**Direction:** Print the data exactly as it is given, please.

Figure record listings:
╭──
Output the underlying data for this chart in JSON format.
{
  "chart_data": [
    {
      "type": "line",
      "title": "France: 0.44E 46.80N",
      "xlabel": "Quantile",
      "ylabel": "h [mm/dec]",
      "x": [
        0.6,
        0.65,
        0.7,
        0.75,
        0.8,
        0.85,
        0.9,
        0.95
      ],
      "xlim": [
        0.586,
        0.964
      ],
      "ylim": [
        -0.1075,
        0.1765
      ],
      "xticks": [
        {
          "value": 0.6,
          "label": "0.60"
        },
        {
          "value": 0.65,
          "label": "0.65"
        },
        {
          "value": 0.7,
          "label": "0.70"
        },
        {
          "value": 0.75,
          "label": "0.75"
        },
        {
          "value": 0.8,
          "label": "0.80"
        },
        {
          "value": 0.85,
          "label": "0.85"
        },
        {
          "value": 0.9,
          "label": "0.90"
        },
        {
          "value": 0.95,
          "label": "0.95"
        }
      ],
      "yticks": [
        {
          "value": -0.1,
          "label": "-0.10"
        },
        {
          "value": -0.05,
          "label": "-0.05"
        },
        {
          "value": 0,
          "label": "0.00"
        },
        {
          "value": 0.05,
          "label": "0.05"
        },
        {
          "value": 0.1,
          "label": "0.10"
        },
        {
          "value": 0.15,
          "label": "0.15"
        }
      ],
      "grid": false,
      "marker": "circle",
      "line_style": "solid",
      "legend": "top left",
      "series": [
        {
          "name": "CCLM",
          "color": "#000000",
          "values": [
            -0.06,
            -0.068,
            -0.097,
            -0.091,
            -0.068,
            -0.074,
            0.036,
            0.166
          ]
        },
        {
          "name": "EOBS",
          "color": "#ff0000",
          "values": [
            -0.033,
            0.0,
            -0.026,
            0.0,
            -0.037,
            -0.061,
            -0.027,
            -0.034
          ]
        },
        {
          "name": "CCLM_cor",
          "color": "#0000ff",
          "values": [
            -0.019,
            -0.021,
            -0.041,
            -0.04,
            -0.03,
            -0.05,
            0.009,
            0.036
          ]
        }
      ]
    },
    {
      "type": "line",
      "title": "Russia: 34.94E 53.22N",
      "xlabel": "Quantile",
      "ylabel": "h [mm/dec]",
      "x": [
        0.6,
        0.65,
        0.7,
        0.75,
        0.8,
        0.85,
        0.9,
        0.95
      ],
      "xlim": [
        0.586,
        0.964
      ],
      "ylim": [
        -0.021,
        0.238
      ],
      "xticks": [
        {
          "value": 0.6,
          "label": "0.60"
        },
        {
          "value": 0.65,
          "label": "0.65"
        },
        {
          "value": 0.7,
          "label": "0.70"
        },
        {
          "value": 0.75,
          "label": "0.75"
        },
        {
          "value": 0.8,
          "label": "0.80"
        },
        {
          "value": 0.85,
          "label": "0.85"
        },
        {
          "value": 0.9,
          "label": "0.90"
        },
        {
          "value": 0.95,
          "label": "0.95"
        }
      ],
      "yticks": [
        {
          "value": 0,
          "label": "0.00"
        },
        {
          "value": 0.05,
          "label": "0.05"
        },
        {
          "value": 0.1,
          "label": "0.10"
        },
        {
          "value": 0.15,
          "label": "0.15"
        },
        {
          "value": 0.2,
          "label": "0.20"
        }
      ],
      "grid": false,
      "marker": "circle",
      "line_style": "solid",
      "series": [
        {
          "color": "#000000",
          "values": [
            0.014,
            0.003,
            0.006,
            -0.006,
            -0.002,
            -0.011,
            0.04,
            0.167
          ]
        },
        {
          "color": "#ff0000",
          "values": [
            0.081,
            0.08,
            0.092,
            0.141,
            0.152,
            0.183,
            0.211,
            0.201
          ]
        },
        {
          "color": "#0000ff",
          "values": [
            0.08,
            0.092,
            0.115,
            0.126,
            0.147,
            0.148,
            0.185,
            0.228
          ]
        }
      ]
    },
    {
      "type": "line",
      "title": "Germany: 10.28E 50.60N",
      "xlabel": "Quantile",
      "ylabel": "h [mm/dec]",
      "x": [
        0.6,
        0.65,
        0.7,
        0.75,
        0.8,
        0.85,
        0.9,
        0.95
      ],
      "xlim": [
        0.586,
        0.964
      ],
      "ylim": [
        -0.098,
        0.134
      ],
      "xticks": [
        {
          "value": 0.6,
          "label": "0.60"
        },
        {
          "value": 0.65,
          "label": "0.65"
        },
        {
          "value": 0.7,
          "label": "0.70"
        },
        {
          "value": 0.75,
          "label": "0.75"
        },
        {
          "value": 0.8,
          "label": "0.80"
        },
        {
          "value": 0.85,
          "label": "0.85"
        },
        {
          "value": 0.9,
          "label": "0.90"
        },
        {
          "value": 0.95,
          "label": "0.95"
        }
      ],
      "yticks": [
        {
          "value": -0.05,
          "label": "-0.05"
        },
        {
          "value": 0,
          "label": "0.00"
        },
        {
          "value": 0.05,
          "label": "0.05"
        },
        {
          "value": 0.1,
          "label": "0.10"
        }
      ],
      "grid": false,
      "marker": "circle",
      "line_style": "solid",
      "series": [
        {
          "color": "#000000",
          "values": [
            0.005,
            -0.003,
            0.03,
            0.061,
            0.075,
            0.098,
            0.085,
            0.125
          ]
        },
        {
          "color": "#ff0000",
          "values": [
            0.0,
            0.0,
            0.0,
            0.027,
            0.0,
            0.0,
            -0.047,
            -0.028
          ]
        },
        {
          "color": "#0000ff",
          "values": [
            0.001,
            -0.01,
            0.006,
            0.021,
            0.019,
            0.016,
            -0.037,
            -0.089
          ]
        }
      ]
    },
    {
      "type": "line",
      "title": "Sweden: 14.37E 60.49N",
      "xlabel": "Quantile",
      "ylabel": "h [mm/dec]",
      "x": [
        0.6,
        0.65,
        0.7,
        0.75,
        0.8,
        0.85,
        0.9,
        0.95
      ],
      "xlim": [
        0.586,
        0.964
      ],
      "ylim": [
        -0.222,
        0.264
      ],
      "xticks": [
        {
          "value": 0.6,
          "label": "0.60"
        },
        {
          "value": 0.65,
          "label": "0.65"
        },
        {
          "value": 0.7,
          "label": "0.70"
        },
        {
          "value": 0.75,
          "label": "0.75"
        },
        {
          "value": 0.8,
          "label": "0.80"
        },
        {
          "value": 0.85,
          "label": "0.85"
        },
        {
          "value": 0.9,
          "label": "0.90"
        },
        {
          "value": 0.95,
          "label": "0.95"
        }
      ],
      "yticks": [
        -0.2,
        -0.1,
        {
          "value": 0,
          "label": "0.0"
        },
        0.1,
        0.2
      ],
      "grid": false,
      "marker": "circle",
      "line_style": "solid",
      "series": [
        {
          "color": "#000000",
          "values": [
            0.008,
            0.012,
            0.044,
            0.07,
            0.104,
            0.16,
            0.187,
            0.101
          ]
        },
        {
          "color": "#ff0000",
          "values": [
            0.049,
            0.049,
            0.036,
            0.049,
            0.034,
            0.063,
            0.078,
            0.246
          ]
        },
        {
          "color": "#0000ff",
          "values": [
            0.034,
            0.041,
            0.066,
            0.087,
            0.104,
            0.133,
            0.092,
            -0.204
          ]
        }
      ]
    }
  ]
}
╰──
**Solution for this task:**
Output the underlying data for this chart in JSON format.
{
  "chart_data": [
    {
      "type": "line",
      "title": "France: 0.44E 46.80N",
      "xlabel": "Quantile",
      "ylabel": "h [mm/dec]",
      "x": [
        0.6,
        0.65,
        0.7,
        0.75,
        0.8,
        0.85,
        0.9,
        0.95
      ],
      "xlim": [
        0.586,
        0.964
      ],
      "ylim": [
        -0.1075,
        0.1765
      ],
      "xticks": [
        {
          "value": 0.6,
          "label": "0.60"
        },
        {
          "value": 0.65,
          "label": "0.65"
        },
        {
          "value": 0.7,
          "label": "0.70"
        },
        {
          "value": 0.75,
          "label": "0.75"
        },
        {
          "value": 0.8,
          "label": "0.80"
        },
        {
          "value": 0.85,
          "label": "0.85"
        },
        {
          "value": 0.9,
          "label": "0.90"
        },
        {
          "value": 0.95,
          "label": "0.95"
        }
      ],
      "yticks": [
        {
          "value": -0.1,
          "label": "-0.10"
        },
        {
          "value": -0.05,
          "label": "-0.05"
        },
        {
          "value": 0,
          "label": "0.00"
        },
        {
          "value": 0.05,
          "label": "0.05"
        },
        {
          "value": 0.1,
          "label": "0.10"
        },
        {
          "value": 0.15,
          "label": "0.15"
        }
      ],
      "grid": false,
      "marker": "circle",
      "line_style": "solid",
      "legend": "top left",
      "series": [
        {
          "name": "CCLM",
          "color": "#000000",
          "values": [
            -0.06,
            -0.068,
            -0.097,
            -0.091,
            -0.068,
            -0.074,
            0.036,
            0.166
          ]
        },
        {
          "name": "EOBS",
          "color": "#ff0000",
          "values": [
            -0.033,
            0.0,
            -0.026,
            0.0,
            -0.037,
            -0.061,
            -0.027,
            -0.034
          ]
        },
        {
          "name": "CCLM_cor",
          "color": "#0000ff",
          "values": [
            -0.019,
            -0.021,
            -0.041,
            -0.04,
            -0.03,
            -0.05,
            0.009,
            0.036
          ]
        }
      ]
    },
    {
      "type": "line",
      "title": "Russia: 34.94E 53.22N",
      "xlabel": "Quantile",
      "ylabel": "h [mm/dec]",
      "x": [
        0.6,
        0.65,
        0.7,
        0.75,
        0.8,
        0.85,
        0.9,
        0.95
      ],
      "xlim": [
        0.586,
        0.964
      ],
      "ylim": [
        -0.021,
        0.238
      ],
      "xticks": [
        {
          "value": 0.6,
          "label": "0.60"
        },
        {
          "value": 0.65,
          "label": "0.65"
        },
        {
          "value": 0.7,
          "label": "0.70"
        },
        {
          "value": 0.75,
          "label": "0.75"
        },
        {
          "value": 0.8,
          "label": "0.80"
        },
        {
          "value": 0.85,
          "label": "0.85"
        },
        {
          "value": 0.9,
          "label": "0.90"
        },
        {
          "value": 0.95,
          "label": "0.95"
        }
      ],
      "yticks": [
        {
          "value": 0,
          "label": "0.00"
        },
        {
          "value": 0.05,
          "label": "0.05"
        },
        {
          "value": 0.1,
          "label": "0.10"
        },
        {
          "value": 0.15,
          "label": "0.15"
        },
        {
          "value": 0.2,
          "label": "0.20"
        }
      ],
      "grid": false,
      "marker": "circle",
      "line_style": "solid",
      "series": [
        {
          "color": "#000000",
          "values": [
            0.014,
            0.003,
            0.006,
            -0.006,
            -0.002,
            -0.011,
            0.04,
            0.167
          ]
        },
        {
          "color": "#ff0000",
          "values": [
            0.081,
            0.08,
            0.092,
            0.141,
            0.152,
            0.183,
            0.211,
            0.201
          ]
        },
        {
          "color": "#0000ff",
          "values": [
            0.08,
            0.092,
            0.115,
            0.126,
            0.147,
            0.148,
            0.185,
            0.228
          ]
        }
      ]
    },
    {
      "type": "line",
      "title": "Germany: 10.28E 50.60N",
      "xlabel": "Quantile",
      "ylabel": "h [mm/dec]",
      "x": [
        0.6,
        0.65,
        0.7,
        0.75,
        0.8,
        0.85,
        0.9,
        0.95
      ],
      "xlim": [
        0.586,
        0.964
      ],
      "ylim": [
        -0.098,
        0.134
      ],
      "xticks": [
        {
          "value": 0.6,
          "label": "0.60"
        },
        {
          "value": 0.65,
          "label": "0.65"
        },
        {
          "value": 0.7,
          "label": "0.70"
        },
        {
          "value": 0.75,
          "label": "0.75"
        },
        {
          "value": 0.8,
          "label": "0.80"
        },
        {
          "value": 0.85,
          "label": "0.85"
        },
        {
          "value": 0.9,
          "label": "0.90"
        },
        {
          "value": 0.95,
          "label": "0.95"
        }
      ],
      "yticks": [
        {
          "value": -0.05,
          "label": "-0.05"
        },
        {
          "value": 0,
          "label": "0.00"
        },
        {
          "value": 0.05,
          "label": "0.05"
        },
        {
          "value": 0.1,
          "label": "0.10"
        }
      ],
      "grid": false,
      "marker": "circle",
      "line_style": "solid",
      "series": [
        {
          "color": "#000000",
          "values": [
            0.005,
            -0.003,
            0.03,
            0.061,
            0.075,
            0.098,
            0.085,
            0.125
          ]
        },
        {
          "color": "#ff0000",
          "values": [
            0.0,
            0.0,
            0.0,
            0.027,
            0.0,
            0.0,
            -0.047,
            -0.028
          ]
        },
        {
          "color": "#0000ff",
          "values": [
            0.001,
            -0.01,
            0.006,
            0.021,
            0.019,
            0.016,
            -0.037,
            -0.089
          ]
        }
      ]
    },
    {
      "type": "line",
      "title": "Sweden: 14.37E 60.49N",
      "xlabel": "Quantile",
      "ylabel": "h [mm/dec]",
      "x": [
        0.6,
        0.65,
        0.7,
        0.75,
        0.8,
        0.85,
        0.9,
        0.95
      ],
      "xlim": [
        0.586,
        0.964
      ],
      "ylim": [
        -0.222,
        0.264
      ],
      "xticks": [
        {
          "value": 0.6,
          "label": "0.60"
        },
        {
          "value": 0.65,
          "label": "0.65"
        },
        {
          "value": 0.7,
          "label": "0.70"
        },
        {
          "value": 0.75,
          "label": "0.75"
        },
        {
          "value": 0.8,
          "label": "0.80"
        },
        {
          "value": 0.85,
          "label": "0.85"
        },
        {
          "value": 0.9,
          "label": "0.90"
        },
        {
          "value": 0.95,
          "label": "0.95"
        }
      ],
      "yticks": [
        -0.2,
        -0.1,
        {
          "value": 0,
          "label": "0.0"
        },
        0.1,
        0.2
      ],
      "grid": false,
      "marker": "circle",
      "line_style": "solid",
      "series": [
        {
          "color": "#000000",
          "values": [
            0.008,
            0.012,
            0.044,
            0.07,
            0.104,
            0.16,
            0.187,
            0.101
          ]
        },
        {
          "color": "#ff0000",
          "values": [
            0.049,
            0.049,
            0.036,
            0.049,
            0.034,
            0.063,
            0.078,
            0.246
          ]
        },
        {
          "color": "#0000ff",
          "values": [
            0.034,
            0.041,
            0.066,
            0.087,
            0.104,
            0.133,
            0.092,
            -0.204
          ]
        }
      ]
    }
  ]
}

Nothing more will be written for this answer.